> [Direction] Reproduce these records line for line, omitting the pictures from your copy.

> [Stored rows]

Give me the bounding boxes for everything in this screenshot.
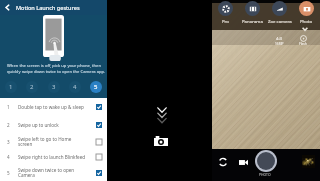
button[interactable]: Zoe camera xyxy=(266,0,293,24)
staticText: PHOTO xyxy=(259,172,271,177)
staticText: 3 xyxy=(52,83,56,91)
staticText: Swipe left to go to Home screen xyxy=(18,136,93,148)
staticText: Swipe right to launch Blinkfeed xyxy=(18,154,93,160)
staticText: Double tap to wake up & sleep xyxy=(18,104,93,110)
staticText: 2 xyxy=(7,122,10,128)
button[interactable]: Back xyxy=(0,0,107,15)
button[interactable]: 1 xyxy=(0,98,107,116)
button[interactable]: 4:3 xyxy=(273,36,285,46)
staticText: Pro xyxy=(222,18,229,24)
other: Back xyxy=(3,3,12,12)
staticText: 3 xyxy=(7,139,10,145)
button[interactable]: Expand modes xyxy=(302,27,308,31)
staticText: 1 xyxy=(7,104,10,110)
staticText: 16MP xyxy=(275,42,284,46)
staticText: Motion Launch gestures xyxy=(16,4,80,12)
button[interactable]: Photo xyxy=(293,0,320,24)
other: Camera xyxy=(154,136,168,146)
button[interactable]: Flash xyxy=(297,35,309,46)
staticText: Flash xyxy=(299,42,307,46)
staticText: Swipe up to unlock xyxy=(18,122,93,128)
button[interactable]: Pro xyxy=(212,0,239,24)
staticText: 2 xyxy=(30,83,34,91)
staticText: Panorama xyxy=(242,18,263,24)
button[interactable]: Video mode xyxy=(239,159,248,166)
button[interactable]: 4 xyxy=(0,150,107,164)
button[interactable]: 5 xyxy=(90,81,102,93)
staticText: Swipe down twice to open Camera xyxy=(18,167,93,179)
staticText: When the screen is off, pick up your pho… xyxy=(7,63,106,74)
button[interactable]: Panorama xyxy=(239,0,266,24)
other: Flash xyxy=(300,35,307,42)
staticText: 5 xyxy=(94,83,98,91)
staticText: Zoe camera xyxy=(268,18,292,24)
button[interactable]: Shutter xyxy=(255,150,277,172)
button[interactable]: 2 xyxy=(26,81,38,93)
staticText: 4 xyxy=(7,154,10,160)
button[interactable]: 2 xyxy=(0,116,107,133)
button[interactable]: 3 xyxy=(48,81,60,93)
button[interactable]: 5 xyxy=(0,164,107,181)
button[interactable]: Switch camera xyxy=(217,156,229,168)
button[interactable]: 1 xyxy=(5,81,17,93)
staticText: 5 xyxy=(7,170,10,176)
button[interactable]: 3 xyxy=(0,133,107,150)
staticText: 4 xyxy=(73,83,77,91)
staticText: 4:3 xyxy=(276,36,282,42)
button[interactable]: Gallery xyxy=(302,155,315,168)
staticText: Photo xyxy=(300,18,313,24)
staticText: 1 xyxy=(9,83,13,91)
button[interactable]: 4 xyxy=(69,81,81,93)
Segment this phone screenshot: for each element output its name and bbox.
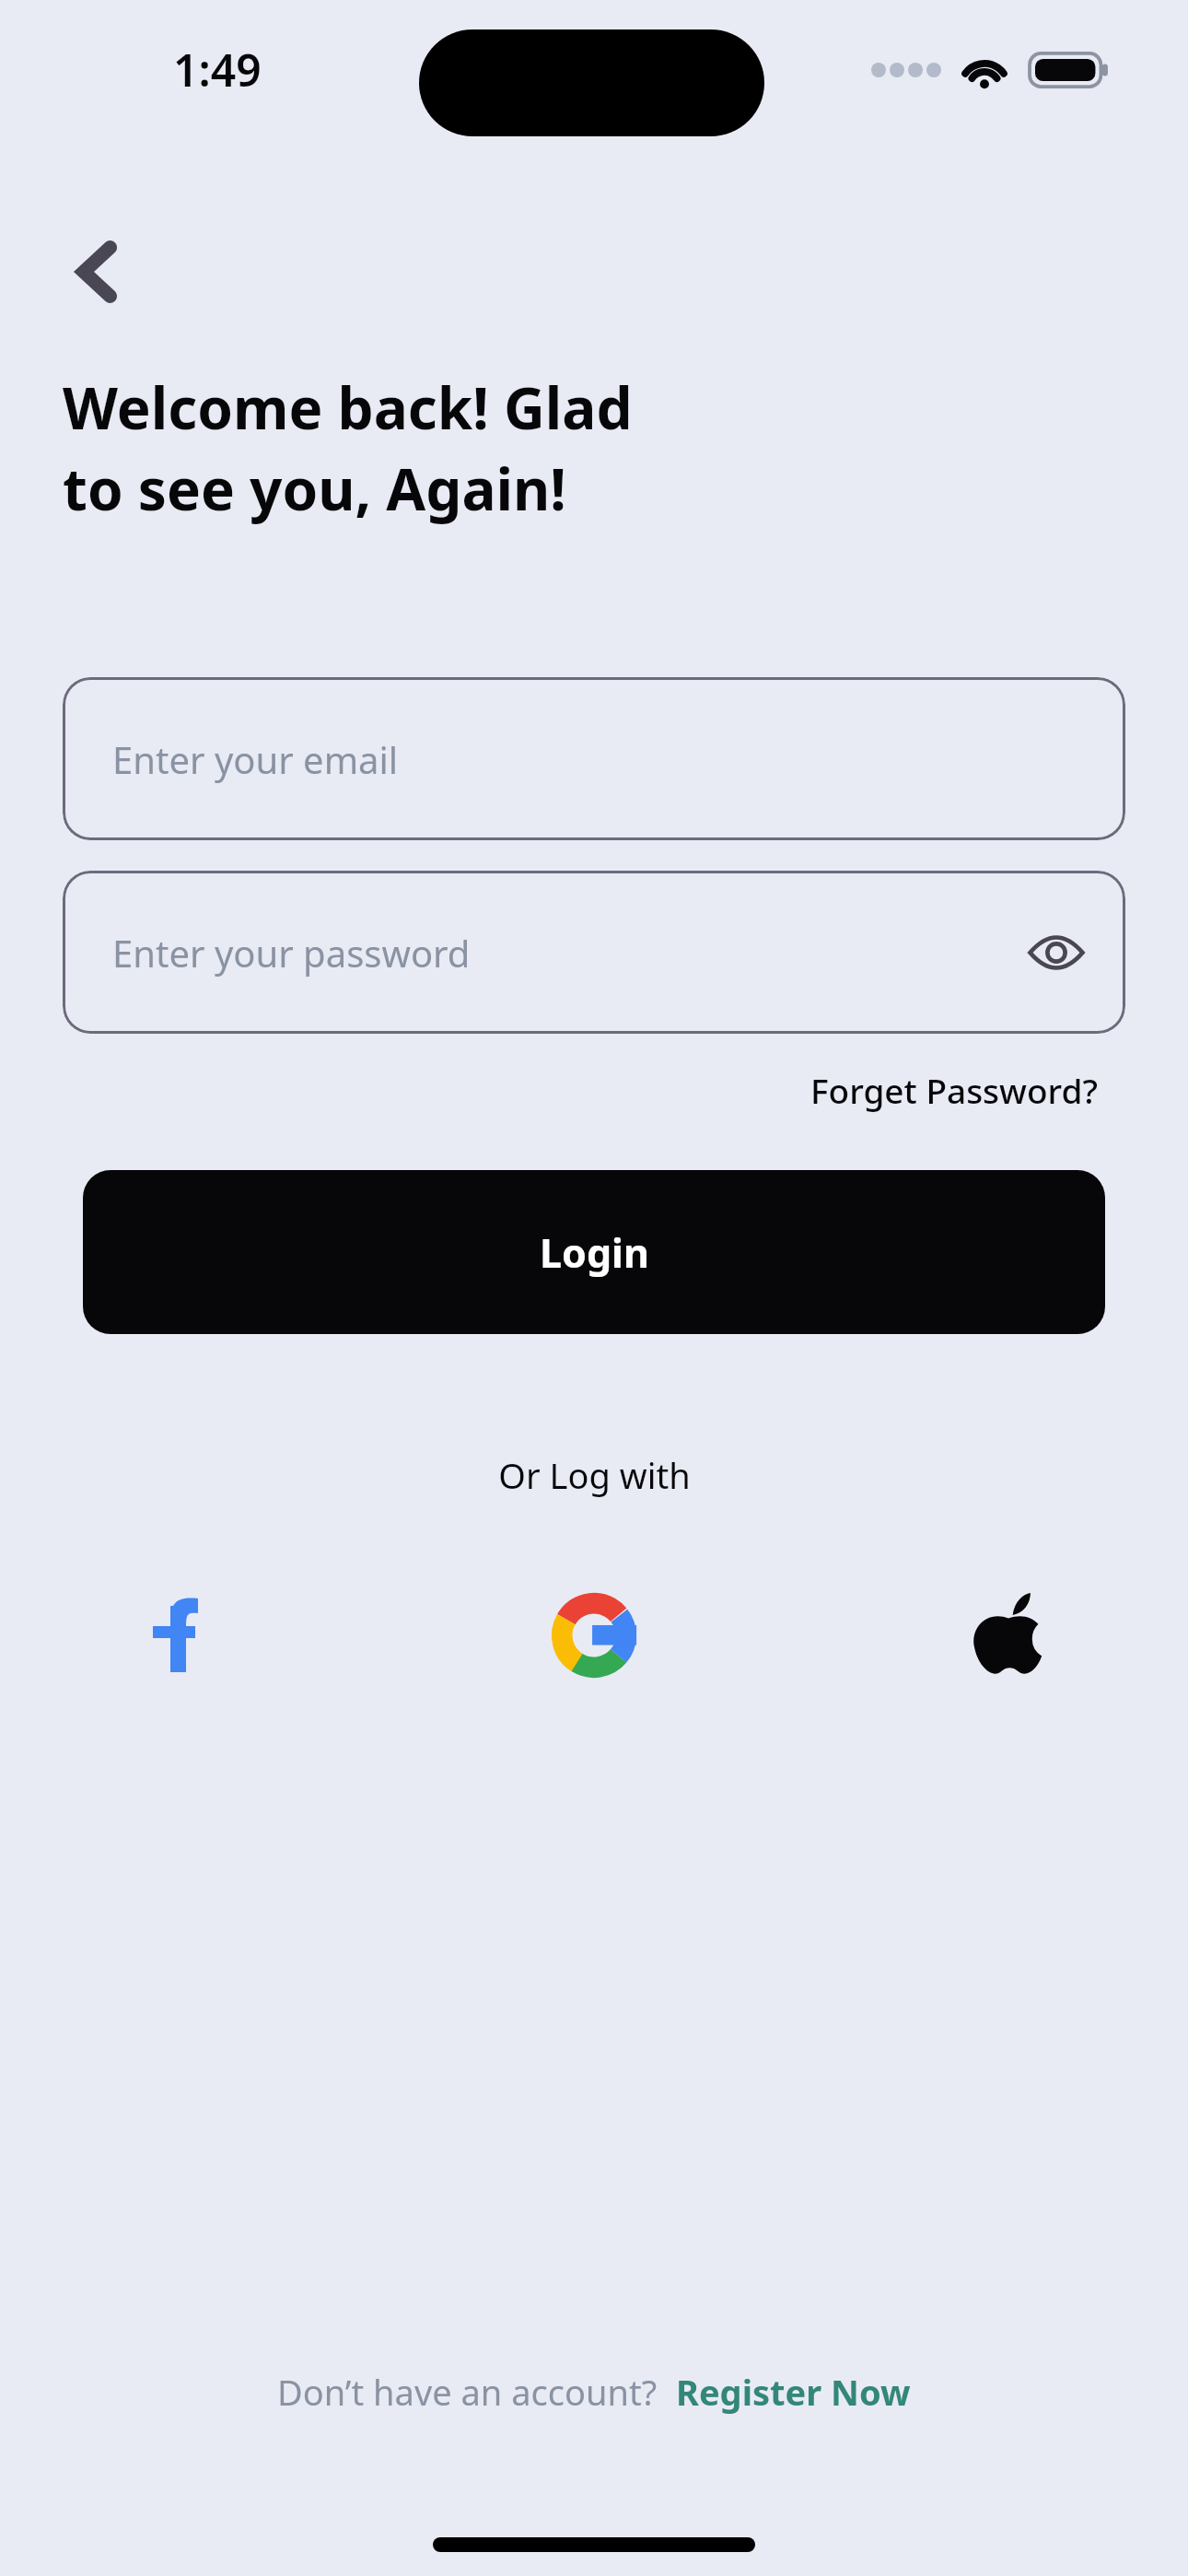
staticText: Enter your email <box>112 734 399 784</box>
button[interactable]: Log in with Apple <box>949 1575 1068 1695</box>
button[interactable]: Register Now <box>676 2368 911 2416</box>
button[interactable]: Enter your password <box>63 871 1125 1034</box>
button[interactable]: Log in with Facebook <box>120 1575 239 1695</box>
staticText: Welcome back! Glad <box>63 369 633 446</box>
staticText: 1:49 <box>173 40 262 100</box>
button[interactable]: Login <box>83 1170 1105 1334</box>
staticText: Forget Password? <box>810 1067 1098 1113</box>
button[interactable]: Log in with Google <box>534 1575 654 1695</box>
staticText: Don’t have an account? <box>277 2368 658 2416</box>
button[interactable]: Forget Password? <box>803 1060 1105 1120</box>
button[interactable]: Enter your email <box>63 677 1125 840</box>
staticText: to see you, Again! <box>63 450 566 527</box>
button[interactable]: Back <box>53 221 155 322</box>
staticText: Enter your password <box>112 928 471 978</box>
button[interactable]: Show password <box>1024 920 1089 985</box>
staticText: Or Log with <box>498 1451 691 1499</box>
staticText: Register Now <box>676 2368 911 2416</box>
staticText: Login <box>540 1225 649 1280</box>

> [Task solution]
Give me the bounding boxes for everything in this screenshot.
button[interactable]: Zoe camera xyxy=(266,0,293,24)
staticText: PHOTO xyxy=(259,172,271,177)
staticText: 3 xyxy=(52,83,56,91)
staticText: Swipe left to go to Home screen xyxy=(18,136,93,148)
staticText: Swipe right to launch Blinkfeed xyxy=(18,154,93,160)
staticText: Double tap to wake up & sleep xyxy=(18,104,93,110)
staticText: 2 xyxy=(7,122,10,128)
button[interactable]: Back xyxy=(0,0,107,15)
button[interactable]: 1 xyxy=(0,98,107,116)
button[interactable]: 4:3 xyxy=(273,36,285,46)
staticText: Pro xyxy=(222,18,229,24)
other: Back xyxy=(3,3,12,12)
staticText: 3 xyxy=(7,139,10,145)
button[interactable]: Expand modes xyxy=(302,27,308,31)
staticText: 1 xyxy=(7,104,10,110)
staticText: 16MP xyxy=(275,42,284,46)
staticText: Motion Launch gestures xyxy=(16,4,80,12)
button[interactable]: Photo xyxy=(293,0,320,24)
other: Camera xyxy=(154,136,168,146)
button[interactable]: Flash xyxy=(297,35,309,46)
staticText: Flash xyxy=(299,42,307,46)
staticText: Swipe up to unlock xyxy=(18,122,93,128)
button[interactable]: Pro xyxy=(212,0,239,24)
staticText: 2 xyxy=(30,83,34,91)
staticText: Panorama xyxy=(242,18,263,24)
button[interactable]: Video mode xyxy=(239,159,248,166)
button[interactable]: 4 xyxy=(0,150,107,164)
button[interactable]: 5 xyxy=(90,81,102,93)
staticText: Swipe down twice to open Camera xyxy=(18,167,93,179)
staticText: When the screen is off, pick up your pho… xyxy=(7,63,106,74)
button[interactable]: Panorama xyxy=(239,0,266,24)
other: Flash xyxy=(300,35,307,42)
staticText: 5 xyxy=(94,83,98,91)
staticText: Zoe camera xyxy=(268,18,292,24)
button[interactable]: Shutter xyxy=(255,150,277,172)
button[interactable]: 2 xyxy=(26,81,38,93)
staticText: 4 xyxy=(7,154,10,160)
button[interactable]: 2 xyxy=(0,116,107,133)
button[interactable]: 3 xyxy=(48,81,60,93)
button[interactable]: 5 xyxy=(0,164,107,181)
button[interactable]: Switch camera xyxy=(217,156,229,168)
button[interactable]: 1 xyxy=(5,81,17,93)
staticText: 5 xyxy=(7,170,10,176)
button[interactable]: 3 xyxy=(0,133,107,150)
staticText: 4 xyxy=(73,83,77,91)
staticText: 4:3 xyxy=(276,36,282,42)
button[interactable]: Gallery xyxy=(302,155,315,168)
staticText: Photo xyxy=(300,18,313,24)
staticText: 1 xyxy=(9,83,13,91)
button[interactable]: 4 xyxy=(69,81,81,93)
Segment this phone screenshot: for each element output its name and bbox.
staticText: Enter your email <box>112 734 399 784</box>
button[interactable]: Log in with Apple <box>949 1575 1068 1695</box>
button[interactable]: Register Now <box>676 2368 911 2416</box>
button[interactable]: Enter your password <box>63 871 1125 1034</box>
button[interactable]: Log in with Facebook <box>120 1575 239 1695</box>
staticText: Welcome back! Glad <box>63 369 633 446</box>
staticText: 1:49 <box>173 40 262 100</box>
button[interactable]: Login <box>83 1170 1105 1334</box>
staticText: Forget Password? <box>810 1067 1098 1113</box>
button[interactable]: Log in with Google <box>534 1575 654 1695</box>
staticText: Don’t have an account? <box>277 2368 658 2416</box>
button[interactable]: Forget Password? <box>803 1060 1105 1120</box>
button[interactable]: Enter your email <box>63 677 1125 840</box>
staticText: to see you, Again! <box>63 450 566 527</box>
button[interactable]: Back <box>53 221 155 322</box>
staticText: Enter your password <box>112 928 471 978</box>
button[interactable]: Show password <box>1024 920 1089 985</box>
staticText: Or Log with <box>498 1451 691 1499</box>
staticText: Register Now <box>676 2368 911 2416</box>
staticText: Login <box>540 1225 649 1280</box>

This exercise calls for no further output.